▸ AIM OF THE EXERCISE
Write out exactly the lines below that run from the line containing "Enumerate this screenshot's" through the last line of the records.

Start of MATERIAL PROVIDED

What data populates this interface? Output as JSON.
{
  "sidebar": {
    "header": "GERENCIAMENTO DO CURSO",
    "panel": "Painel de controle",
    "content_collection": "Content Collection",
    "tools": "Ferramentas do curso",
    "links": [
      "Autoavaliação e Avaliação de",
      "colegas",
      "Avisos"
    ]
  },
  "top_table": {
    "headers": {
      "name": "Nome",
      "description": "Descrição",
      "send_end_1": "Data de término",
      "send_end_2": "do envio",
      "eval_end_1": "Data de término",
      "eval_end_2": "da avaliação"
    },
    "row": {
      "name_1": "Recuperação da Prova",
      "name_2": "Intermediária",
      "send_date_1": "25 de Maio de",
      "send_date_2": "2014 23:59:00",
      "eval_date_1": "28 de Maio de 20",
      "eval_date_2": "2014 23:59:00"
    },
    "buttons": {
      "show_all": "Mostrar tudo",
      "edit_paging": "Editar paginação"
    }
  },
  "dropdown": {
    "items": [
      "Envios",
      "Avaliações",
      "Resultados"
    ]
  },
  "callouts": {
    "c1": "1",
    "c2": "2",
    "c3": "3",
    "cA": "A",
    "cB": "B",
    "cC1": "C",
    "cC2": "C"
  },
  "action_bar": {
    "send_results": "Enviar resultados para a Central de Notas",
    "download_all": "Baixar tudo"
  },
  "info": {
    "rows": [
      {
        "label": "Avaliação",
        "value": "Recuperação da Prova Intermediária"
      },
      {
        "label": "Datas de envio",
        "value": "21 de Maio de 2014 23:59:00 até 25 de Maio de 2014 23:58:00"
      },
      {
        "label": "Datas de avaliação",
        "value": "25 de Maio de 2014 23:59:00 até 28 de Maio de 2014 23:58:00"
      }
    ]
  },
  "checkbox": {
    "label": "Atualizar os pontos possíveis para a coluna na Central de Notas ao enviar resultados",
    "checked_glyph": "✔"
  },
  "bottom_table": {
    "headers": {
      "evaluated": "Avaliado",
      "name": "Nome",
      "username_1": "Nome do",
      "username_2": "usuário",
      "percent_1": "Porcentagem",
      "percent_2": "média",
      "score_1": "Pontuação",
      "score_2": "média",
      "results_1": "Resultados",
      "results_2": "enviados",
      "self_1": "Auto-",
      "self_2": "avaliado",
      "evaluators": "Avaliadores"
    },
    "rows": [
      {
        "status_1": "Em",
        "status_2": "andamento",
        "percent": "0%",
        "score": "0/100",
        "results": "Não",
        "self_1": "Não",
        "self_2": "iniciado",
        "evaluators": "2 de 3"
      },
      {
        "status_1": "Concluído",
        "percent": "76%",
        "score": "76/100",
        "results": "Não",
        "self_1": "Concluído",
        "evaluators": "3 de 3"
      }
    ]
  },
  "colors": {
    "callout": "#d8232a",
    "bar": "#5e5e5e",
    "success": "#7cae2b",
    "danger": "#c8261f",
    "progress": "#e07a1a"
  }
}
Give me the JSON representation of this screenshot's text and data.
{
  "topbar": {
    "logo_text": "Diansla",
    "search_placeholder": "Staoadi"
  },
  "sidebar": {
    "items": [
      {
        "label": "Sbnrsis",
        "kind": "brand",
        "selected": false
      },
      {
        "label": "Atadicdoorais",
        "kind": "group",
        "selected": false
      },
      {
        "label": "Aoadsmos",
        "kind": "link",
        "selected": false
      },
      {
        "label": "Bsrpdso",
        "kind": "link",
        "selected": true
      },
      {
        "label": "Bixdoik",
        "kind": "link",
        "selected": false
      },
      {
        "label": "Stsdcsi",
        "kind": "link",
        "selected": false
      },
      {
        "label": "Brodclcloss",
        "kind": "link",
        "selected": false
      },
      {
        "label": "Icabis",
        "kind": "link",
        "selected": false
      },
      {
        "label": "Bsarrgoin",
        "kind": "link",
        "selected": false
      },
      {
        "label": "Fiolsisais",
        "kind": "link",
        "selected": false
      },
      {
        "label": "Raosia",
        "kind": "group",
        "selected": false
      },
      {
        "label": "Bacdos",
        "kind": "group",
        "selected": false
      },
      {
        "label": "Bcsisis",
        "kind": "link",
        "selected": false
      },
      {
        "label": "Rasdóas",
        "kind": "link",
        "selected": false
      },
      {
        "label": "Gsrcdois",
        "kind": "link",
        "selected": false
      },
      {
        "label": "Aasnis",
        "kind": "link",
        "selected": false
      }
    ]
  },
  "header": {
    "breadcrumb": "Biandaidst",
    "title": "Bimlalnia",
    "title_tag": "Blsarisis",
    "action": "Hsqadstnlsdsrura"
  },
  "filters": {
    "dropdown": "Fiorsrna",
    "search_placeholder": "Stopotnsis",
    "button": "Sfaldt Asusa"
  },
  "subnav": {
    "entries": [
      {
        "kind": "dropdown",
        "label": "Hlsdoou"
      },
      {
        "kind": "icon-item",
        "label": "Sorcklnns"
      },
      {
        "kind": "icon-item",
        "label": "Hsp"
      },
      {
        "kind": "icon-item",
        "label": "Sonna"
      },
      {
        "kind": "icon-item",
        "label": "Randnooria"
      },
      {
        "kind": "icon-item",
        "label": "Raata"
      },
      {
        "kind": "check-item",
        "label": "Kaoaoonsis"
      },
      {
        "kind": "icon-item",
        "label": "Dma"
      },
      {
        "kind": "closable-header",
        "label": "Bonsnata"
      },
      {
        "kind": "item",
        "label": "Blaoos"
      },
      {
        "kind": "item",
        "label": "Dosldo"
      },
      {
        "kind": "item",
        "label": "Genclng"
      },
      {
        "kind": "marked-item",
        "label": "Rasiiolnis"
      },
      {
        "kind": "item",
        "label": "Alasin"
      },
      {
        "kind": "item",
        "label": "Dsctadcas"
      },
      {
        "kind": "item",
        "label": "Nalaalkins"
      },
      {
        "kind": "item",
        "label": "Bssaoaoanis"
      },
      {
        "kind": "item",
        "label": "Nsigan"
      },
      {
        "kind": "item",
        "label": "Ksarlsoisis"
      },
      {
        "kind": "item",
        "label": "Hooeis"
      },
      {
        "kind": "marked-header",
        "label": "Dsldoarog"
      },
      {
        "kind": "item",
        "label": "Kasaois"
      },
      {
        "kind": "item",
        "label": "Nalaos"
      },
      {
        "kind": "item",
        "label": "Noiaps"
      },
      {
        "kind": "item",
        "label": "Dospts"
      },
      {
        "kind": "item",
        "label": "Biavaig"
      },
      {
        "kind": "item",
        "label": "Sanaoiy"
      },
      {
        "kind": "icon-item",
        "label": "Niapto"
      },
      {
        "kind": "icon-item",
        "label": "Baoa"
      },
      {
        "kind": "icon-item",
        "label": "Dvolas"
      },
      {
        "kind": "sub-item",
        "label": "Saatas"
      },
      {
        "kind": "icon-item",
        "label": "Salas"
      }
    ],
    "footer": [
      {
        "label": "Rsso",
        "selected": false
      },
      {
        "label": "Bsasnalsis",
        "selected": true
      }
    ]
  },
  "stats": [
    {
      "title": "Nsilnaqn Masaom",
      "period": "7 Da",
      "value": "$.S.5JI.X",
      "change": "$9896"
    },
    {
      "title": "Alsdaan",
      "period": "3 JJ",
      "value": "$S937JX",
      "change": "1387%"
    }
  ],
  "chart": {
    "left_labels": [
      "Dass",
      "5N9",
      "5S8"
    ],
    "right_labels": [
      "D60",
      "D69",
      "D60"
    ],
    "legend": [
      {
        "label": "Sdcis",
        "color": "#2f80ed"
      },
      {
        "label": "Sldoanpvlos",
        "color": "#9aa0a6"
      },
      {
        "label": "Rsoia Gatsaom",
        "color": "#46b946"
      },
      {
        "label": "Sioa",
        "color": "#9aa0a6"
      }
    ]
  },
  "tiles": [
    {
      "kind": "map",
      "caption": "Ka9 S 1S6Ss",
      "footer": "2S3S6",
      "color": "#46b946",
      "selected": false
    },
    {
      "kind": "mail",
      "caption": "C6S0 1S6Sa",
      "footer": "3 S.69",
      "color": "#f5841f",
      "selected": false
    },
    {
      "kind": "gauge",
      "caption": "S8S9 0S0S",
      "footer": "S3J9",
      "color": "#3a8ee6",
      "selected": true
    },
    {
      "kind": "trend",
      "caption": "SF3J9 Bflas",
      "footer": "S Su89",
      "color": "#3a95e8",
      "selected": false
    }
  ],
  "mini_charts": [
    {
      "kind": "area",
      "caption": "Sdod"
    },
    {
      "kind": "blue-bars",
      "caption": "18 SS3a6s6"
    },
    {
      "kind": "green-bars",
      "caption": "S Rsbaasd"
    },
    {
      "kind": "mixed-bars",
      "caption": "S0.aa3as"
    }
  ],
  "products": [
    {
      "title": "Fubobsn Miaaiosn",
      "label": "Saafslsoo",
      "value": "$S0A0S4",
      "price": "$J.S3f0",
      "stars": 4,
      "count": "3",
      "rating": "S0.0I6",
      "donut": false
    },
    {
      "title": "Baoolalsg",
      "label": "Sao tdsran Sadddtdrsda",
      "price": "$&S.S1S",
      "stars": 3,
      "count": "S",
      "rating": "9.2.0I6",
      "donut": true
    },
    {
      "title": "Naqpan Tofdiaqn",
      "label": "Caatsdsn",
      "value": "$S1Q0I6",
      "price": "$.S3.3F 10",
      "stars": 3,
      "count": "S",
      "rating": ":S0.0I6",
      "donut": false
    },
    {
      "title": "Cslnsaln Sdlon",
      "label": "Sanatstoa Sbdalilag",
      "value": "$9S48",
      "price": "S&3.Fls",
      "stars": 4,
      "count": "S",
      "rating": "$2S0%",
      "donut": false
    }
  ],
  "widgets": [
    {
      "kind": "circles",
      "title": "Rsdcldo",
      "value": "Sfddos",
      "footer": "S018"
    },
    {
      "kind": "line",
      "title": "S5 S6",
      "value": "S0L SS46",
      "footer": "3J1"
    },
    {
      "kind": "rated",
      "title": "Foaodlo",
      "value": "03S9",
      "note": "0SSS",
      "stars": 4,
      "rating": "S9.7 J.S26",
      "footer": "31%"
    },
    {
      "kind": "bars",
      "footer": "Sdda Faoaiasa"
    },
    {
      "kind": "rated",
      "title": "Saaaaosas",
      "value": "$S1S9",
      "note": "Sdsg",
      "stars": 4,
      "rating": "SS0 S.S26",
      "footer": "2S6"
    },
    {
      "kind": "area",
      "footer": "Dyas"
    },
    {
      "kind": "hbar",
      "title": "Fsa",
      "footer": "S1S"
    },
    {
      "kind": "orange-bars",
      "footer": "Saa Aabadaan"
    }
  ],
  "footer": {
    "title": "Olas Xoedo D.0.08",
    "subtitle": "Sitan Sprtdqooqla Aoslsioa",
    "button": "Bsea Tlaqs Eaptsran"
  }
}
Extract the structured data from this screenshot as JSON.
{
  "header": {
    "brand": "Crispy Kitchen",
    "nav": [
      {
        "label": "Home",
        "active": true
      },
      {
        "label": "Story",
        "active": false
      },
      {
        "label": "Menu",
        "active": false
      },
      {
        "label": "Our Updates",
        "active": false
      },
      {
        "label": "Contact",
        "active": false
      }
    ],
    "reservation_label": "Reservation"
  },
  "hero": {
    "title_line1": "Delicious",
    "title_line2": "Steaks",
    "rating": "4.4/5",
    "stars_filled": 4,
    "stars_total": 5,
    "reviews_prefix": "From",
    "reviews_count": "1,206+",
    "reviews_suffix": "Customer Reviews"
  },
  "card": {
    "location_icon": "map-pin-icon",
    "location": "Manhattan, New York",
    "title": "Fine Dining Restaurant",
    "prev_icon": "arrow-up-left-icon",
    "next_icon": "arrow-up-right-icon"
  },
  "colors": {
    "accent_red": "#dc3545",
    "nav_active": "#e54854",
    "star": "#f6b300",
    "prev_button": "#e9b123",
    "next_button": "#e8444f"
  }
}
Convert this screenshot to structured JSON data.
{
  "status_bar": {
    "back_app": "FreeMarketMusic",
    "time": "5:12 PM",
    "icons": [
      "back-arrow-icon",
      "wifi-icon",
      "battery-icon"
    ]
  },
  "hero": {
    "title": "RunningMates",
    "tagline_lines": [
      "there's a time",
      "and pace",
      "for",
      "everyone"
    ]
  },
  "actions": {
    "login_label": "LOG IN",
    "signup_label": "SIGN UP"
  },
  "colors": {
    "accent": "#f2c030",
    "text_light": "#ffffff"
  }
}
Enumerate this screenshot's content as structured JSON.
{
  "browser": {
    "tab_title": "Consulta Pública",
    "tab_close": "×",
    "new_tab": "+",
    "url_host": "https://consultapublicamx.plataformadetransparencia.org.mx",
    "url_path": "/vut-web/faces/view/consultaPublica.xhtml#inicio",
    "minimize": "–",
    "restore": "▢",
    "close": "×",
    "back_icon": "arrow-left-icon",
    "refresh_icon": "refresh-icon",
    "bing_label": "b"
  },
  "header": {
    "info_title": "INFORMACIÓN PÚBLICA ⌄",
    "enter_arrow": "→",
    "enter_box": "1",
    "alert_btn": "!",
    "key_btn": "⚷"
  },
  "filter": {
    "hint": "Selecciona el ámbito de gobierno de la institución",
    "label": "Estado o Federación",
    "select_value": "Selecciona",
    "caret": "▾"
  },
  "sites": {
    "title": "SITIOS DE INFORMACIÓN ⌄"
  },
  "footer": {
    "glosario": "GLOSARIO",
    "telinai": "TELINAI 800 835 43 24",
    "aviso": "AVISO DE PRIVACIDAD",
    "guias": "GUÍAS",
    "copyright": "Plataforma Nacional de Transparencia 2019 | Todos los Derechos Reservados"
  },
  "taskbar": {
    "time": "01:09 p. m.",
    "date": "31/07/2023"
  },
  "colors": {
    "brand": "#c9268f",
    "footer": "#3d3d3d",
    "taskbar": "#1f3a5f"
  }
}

End of MATERIAL PROVIDED

▸ FINISHED TASK
Enumerate this screenshot's content as structured JSON.
{
  "browser": {
    "tab_title": "Consulta Pública",
    "tab_close": "×",
    "new_tab": "+",
    "url_host": "https://consultapublicamx.plataformadetransparencia.org.mx",
    "url_path": "/vut-web/faces/view/consultaPublica.xhtml#inicio",
    "minimize": "–",
    "restore": "▢",
    "close": "×",
    "back_icon": "arrow-left-icon",
    "refresh_icon": "refresh-icon",
    "bing_label": "b"
  },
  "header": {
    "info_title": "INFORMACIÓN PÚBLICA ⌄",
    "enter_arrow": "→",
    "enter_box": "1",
    "alert_btn": "!",
    "key_btn": "⚷"
  },
  "filter": {
    "hint": "Selecciona el ámbito de gobierno de la institución",
    "label": "Estado o Federación",
    "select_value": "Selecciona",
    "caret": "▾"
  },
  "sites": {
    "title": "SITIOS DE INFORMACIÓN ⌄"
  },
  "footer": {
    "glosario": "GLOSARIO",
    "telinai": "TELINAI 800 835 43 24",
    "aviso": "AVISO DE PRIVACIDAD",
    "guias": "GUÍAS",
    "copyright": "Plataforma Nacional de Transparencia 2019 | Todos los Derechos Reservados"
  },
  "taskbar": {
    "time": "01:09 p. m.",
    "date": "31/07/2023"
  },
  "colors": {
    "brand": "#c9268f",
    "footer": "#3d3d3d",
    "taskbar": "#1f3a5f"
  }
}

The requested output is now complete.